Exercise details: Write out the entries again exactly as they are given.

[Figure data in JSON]
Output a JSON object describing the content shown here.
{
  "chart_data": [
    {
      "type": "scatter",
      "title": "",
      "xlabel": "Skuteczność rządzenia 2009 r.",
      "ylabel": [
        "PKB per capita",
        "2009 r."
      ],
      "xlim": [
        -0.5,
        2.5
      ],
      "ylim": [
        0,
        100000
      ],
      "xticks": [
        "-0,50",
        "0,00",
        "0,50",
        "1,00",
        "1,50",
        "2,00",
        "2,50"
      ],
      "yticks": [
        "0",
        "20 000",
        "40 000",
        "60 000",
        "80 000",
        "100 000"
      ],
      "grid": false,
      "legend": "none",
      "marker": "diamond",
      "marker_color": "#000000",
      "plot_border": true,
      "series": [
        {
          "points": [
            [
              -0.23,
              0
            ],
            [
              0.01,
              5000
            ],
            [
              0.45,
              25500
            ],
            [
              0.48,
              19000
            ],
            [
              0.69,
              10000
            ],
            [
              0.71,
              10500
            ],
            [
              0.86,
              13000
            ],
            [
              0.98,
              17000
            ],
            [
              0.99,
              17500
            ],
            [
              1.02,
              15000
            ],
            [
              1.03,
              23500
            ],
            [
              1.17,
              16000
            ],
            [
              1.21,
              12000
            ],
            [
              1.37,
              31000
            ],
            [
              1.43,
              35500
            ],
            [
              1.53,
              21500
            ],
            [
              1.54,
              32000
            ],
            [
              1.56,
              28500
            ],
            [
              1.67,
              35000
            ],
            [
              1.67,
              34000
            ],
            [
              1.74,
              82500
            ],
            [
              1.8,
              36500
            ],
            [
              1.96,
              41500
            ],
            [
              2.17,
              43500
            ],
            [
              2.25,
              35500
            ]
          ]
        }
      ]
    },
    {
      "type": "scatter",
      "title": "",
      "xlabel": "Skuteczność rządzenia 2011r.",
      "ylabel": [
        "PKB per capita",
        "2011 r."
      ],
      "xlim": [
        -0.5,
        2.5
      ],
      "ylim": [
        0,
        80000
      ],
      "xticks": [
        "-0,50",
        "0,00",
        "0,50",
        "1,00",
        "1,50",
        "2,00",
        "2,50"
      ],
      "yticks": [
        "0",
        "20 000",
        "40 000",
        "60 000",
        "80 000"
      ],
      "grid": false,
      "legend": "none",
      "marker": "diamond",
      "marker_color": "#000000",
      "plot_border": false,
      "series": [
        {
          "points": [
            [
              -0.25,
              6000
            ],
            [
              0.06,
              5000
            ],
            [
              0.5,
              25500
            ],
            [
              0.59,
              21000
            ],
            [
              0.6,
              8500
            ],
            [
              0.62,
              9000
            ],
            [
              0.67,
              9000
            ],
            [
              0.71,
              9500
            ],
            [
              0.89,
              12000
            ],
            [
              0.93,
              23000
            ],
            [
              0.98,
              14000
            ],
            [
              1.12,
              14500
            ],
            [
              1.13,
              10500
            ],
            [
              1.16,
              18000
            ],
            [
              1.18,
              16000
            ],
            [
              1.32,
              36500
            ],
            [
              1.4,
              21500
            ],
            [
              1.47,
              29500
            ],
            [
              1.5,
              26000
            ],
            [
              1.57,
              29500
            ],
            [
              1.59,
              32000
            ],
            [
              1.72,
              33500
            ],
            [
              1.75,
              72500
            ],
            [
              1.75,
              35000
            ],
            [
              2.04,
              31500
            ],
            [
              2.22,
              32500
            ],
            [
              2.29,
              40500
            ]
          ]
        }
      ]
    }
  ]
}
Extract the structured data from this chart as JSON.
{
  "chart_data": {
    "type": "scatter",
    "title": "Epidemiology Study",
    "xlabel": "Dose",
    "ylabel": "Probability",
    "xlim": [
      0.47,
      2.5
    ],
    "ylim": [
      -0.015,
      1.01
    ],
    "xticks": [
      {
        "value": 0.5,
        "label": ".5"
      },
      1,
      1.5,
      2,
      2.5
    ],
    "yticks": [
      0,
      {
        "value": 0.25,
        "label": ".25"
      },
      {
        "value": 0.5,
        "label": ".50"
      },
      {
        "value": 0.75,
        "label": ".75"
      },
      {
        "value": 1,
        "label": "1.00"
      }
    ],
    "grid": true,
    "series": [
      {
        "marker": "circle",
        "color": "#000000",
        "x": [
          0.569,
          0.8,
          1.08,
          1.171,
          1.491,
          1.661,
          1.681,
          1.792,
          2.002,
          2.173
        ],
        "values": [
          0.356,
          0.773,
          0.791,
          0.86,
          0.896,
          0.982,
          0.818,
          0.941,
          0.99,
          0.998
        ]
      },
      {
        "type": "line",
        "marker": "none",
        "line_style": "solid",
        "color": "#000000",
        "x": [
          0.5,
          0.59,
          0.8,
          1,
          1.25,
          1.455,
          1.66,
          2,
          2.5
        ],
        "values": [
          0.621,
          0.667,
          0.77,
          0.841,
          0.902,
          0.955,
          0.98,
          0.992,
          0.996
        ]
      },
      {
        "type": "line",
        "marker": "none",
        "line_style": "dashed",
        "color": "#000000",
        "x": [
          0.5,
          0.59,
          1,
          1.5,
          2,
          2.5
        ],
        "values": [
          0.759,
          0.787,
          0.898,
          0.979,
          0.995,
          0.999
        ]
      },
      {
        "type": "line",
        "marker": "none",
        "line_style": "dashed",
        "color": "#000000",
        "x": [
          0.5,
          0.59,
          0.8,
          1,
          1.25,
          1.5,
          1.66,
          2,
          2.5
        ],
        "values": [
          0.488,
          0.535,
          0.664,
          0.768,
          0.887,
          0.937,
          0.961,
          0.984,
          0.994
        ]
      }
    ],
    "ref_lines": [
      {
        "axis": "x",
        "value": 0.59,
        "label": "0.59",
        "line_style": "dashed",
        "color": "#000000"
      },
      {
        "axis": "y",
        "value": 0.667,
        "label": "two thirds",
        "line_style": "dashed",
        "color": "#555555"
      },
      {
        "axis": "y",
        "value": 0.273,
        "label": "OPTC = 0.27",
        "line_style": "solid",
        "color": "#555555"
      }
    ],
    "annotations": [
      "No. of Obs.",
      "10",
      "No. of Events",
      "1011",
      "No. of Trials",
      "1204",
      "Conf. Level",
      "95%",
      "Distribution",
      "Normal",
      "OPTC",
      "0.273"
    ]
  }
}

Correct answer:
Output a JSON object describing the content shown here.
{
  "chart_data": [
    {
      "type": "scatter",
      "title": "",
      "xlabel": "Skuteczność rządzenia 2009 r.",
      "ylabel": [
        "PKB per capita",
        "2009 r."
      ],
      "xlim": [
        -0.5,
        2.5
      ],
      "ylim": [
        0,
        100000
      ],
      "xticks": [
        "-0,50",
        "0,00",
        "0,50",
        "1,00",
        "1,50",
        "2,00",
        "2,50"
      ],
      "yticks": [
        "0",
        "20 000",
        "40 000",
        "60 000",
        "80 000",
        "100 000"
      ],
      "grid": false,
      "legend": "none",
      "marker": "diamond",
      "marker_color": "#000000",
      "plot_border": true,
      "series": [
        {
          "points": [
            [
              -0.23,
              0
            ],
            [
              0.01,
              5000
            ],
            [
              0.45,
              25500
            ],
            [
              0.48,
              19000
            ],
            [
              0.69,
              10000
            ],
            [
              0.71,
              10500
            ],
            [
              0.86,
              13000
            ],
            [
              0.98,
              17000
            ],
            [
              0.99,
              17500
            ],
            [
              1.02,
              15000
            ],
            [
              1.03,
              23500
            ],
            [
              1.17,
              16000
            ],
            [
              1.21,
              12000
            ],
            [
              1.37,
              31000
            ],
            [
              1.43,
              35500
            ],
            [
              1.53,
              21500
            ],
            [
              1.54,
              32000
            ],
            [
              1.56,
              28500
            ],
            [
              1.67,
              35000
            ],
            [
              1.67,
              34000
            ],
            [
              1.74,
              82500
            ],
            [
              1.8,
              36500
            ],
            [
              1.96,
              41500
            ],
            [
              2.17,
              43500
            ],
            [
              2.25,
              35500
            ]
          ]
        }
      ]
    },
    {
      "type": "scatter",
      "title": "",
      "xlabel": "Skuteczność rządzenia 2011r.",
      "ylabel": [
        "PKB per capita",
        "2011 r."
      ],
      "xlim": [
        -0.5,
        2.5
      ],
      "ylim": [
        0,
        80000
      ],
      "xticks": [
        "-0,50",
        "0,00",
        "0,50",
        "1,00",
        "1,50",
        "2,00",
        "2,50"
      ],
      "yticks": [
        "0",
        "20 000",
        "40 000",
        "60 000",
        "80 000"
      ],
      "grid": false,
      "legend": "none",
      "marker": "diamond",
      "marker_color": "#000000",
      "plot_border": false,
      "series": [
        {
          "points": [
            [
              -0.25,
              6000
            ],
            [
              0.06,
              5000
            ],
            [
              0.5,
              25500
            ],
            [
              0.59,
              21000
            ],
            [
              0.6,
              8500
            ],
            [
              0.62,
              9000
            ],
            [
              0.67,
              9000
            ],
            [
              0.71,
              9500
            ],
            [
              0.89,
              12000
            ],
            [
              0.93,
              23000
            ],
            [
              0.98,
              14000
            ],
            [
              1.12,
              14500
            ],
            [
              1.13,
              10500
            ],
            [
              1.16,
              18000
            ],
            [
              1.18,
              16000
            ],
            [
              1.32,
              36500
            ],
            [
              1.4,
              21500
            ],
            [
              1.47,
              29500
            ],
            [
              1.5,
              26000
            ],
            [
              1.57,
              29500
            ],
            [
              1.59,
              32000
            ],
            [
              1.72,
              33500
            ],
            [
              1.75,
              72500
            ],
            [
              1.75,
              35000
            ],
            [
              2.04,
              31500
            ],
            [
              2.22,
              32500
            ],
            [
              2.29,
              40500
            ]
          ]
        }
      ]
    }
  ]
}
Extract the structured data from this chart as JSON.
{
  "chart_data": {
    "type": "scatter",
    "title": "Epidemiology Study",
    "xlabel": "Dose",
    "ylabel": "Probability",
    "xlim": [
      0.47,
      2.5
    ],
    "ylim": [
      -0.015,
      1.01
    ],
    "xticks": [
      {
        "value": 0.5,
        "label": ".5"
      },
      1,
      1.5,
      2,
      2.5
    ],
    "yticks": [
      0,
      {
        "value": 0.25,
        "label": ".25"
      },
      {
        "value": 0.5,
        "label": ".50"
      },
      {
        "value": 0.75,
        "label": ".75"
      },
      {
        "value": 1,
        "label": "1.00"
      }
    ],
    "grid": true,
    "series": [
      {
        "marker": "circle",
        "color": "#000000",
        "x": [
          0.569,
          0.8,
          1.08,
          1.171,
          1.491,
          1.661,
          1.681,
          1.792,
          2.002,
          2.173
        ],
        "values": [
          0.356,
          0.773,
          0.791,
          0.86,
          0.896,
          0.982,
          0.818,
          0.941,
          0.99,
          0.998
        ]
      },
      {
        "type": "line",
        "marker": "none",
        "line_style": "solid",
        "color": "#000000",
        "x": [
          0.5,
          0.59,
          0.8,
          1,
          1.25,
          1.455,
          1.66,
          2,
          2.5
        ],
        "values": [
          0.621,
          0.667,
          0.77,
          0.841,
          0.902,
          0.955,
          0.98,
          0.992,
          0.996
        ]
      },
      {
        "type": "line",
        "marker": "none",
        "line_style": "dashed",
        "color": "#000000",
        "x": [
          0.5,
          0.59,
          1,
          1.5,
          2,
          2.5
        ],
        "values": [
          0.759,
          0.787,
          0.898,
          0.979,
          0.995,
          0.999
        ]
      },
      {
        "type": "line",
        "marker": "none",
        "line_style": "dashed",
        "color": "#000000",
        "x": [
          0.5,
          0.59,
          0.8,
          1,
          1.25,
          1.5,
          1.66,
          2,
          2.5
        ],
        "values": [
          0.488,
          0.535,
          0.664,
          0.768,
          0.887,
          0.937,
          0.961,
          0.984,
          0.994
        ]
      }
    ],
    "ref_lines": [
      {
        "axis": "x",
        "value": 0.59,
        "label": "0.59",
        "line_style": "dashed",
        "color": "#000000"
      },
      {
        "axis": "y",
        "value": 0.667,
        "label": "two thirds",
        "line_style": "dashed",
        "color": "#555555"
      },
      {
        "axis": "y",
        "value": 0.273,
        "label": "OPTC = 0.27",
        "line_style": "solid",
        "color": "#555555"
      }
    ],
    "annotations": [
      "No. of Obs.",
      "10",
      "No. of Events",
      "1011",
      "No. of Trials",
      "1204",
      "Conf. Level",
      "95%",
      "Distribution",
      "Normal",
      "OPTC",
      "0.273"
    ]
  }
}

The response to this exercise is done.